» Objective:
Keep only the lines of the listing that include the word "this", and copy them.

——

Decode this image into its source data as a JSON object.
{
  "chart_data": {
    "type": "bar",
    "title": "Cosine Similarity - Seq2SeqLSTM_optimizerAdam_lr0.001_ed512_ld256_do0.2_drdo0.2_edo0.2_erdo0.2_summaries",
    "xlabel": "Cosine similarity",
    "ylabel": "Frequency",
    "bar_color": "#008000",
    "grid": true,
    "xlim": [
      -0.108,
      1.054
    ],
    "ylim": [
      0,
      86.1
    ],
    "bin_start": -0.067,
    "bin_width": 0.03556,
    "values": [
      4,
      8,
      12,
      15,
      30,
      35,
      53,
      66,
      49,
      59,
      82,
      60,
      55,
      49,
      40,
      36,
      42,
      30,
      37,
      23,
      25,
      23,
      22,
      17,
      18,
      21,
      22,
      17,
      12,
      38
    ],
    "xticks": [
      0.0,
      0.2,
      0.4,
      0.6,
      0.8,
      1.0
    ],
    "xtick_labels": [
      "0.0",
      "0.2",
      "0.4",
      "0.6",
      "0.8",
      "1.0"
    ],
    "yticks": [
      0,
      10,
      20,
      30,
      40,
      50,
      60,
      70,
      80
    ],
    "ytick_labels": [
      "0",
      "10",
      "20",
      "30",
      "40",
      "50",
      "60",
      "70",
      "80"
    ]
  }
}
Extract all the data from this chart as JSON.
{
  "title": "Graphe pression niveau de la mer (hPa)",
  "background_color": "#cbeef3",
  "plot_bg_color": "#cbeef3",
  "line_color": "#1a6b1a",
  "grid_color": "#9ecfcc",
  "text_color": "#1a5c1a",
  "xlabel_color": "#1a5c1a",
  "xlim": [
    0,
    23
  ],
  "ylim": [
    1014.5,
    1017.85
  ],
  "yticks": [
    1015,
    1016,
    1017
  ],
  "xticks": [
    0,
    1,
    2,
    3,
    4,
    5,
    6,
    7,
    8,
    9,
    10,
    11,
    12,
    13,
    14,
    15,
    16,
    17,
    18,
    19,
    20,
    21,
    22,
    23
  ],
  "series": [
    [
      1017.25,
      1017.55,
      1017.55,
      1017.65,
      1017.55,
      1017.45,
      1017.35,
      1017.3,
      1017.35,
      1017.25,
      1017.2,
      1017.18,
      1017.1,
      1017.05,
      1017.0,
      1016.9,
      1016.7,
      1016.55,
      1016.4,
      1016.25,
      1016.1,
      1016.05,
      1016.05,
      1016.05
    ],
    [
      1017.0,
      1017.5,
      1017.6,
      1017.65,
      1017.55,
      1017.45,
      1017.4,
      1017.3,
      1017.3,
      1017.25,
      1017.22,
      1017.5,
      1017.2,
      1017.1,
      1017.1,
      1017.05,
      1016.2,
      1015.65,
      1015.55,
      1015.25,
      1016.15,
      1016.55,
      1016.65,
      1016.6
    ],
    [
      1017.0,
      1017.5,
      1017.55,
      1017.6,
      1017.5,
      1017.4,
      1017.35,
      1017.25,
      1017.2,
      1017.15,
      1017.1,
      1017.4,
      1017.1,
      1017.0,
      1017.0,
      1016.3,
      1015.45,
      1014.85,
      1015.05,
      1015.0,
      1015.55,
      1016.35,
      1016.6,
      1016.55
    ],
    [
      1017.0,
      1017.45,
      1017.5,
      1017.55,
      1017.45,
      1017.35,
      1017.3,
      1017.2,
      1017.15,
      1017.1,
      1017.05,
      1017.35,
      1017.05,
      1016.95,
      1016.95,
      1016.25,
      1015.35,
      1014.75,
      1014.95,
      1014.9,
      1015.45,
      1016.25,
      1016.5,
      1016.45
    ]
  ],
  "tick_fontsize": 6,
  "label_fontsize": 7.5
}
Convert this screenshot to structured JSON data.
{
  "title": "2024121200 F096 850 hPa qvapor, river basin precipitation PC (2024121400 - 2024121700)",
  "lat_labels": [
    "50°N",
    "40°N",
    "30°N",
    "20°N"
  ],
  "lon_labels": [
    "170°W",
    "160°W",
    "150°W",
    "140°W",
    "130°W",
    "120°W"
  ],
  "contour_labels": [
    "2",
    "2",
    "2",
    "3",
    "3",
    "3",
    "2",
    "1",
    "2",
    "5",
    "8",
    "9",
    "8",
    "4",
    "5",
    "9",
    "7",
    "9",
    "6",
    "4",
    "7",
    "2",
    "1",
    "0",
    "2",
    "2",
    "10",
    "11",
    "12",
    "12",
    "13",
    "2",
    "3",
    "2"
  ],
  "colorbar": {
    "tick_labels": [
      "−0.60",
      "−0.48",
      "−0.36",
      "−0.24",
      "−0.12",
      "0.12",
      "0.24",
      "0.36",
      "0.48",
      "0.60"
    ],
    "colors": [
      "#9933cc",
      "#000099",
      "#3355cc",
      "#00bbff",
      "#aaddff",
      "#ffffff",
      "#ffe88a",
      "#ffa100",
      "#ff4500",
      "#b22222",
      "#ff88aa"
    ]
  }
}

——

» Written response:
Decode this image into its source data as a JSON object.
Extract all the data from this chart as JSON.
Convert this screenshot to structured JSON data.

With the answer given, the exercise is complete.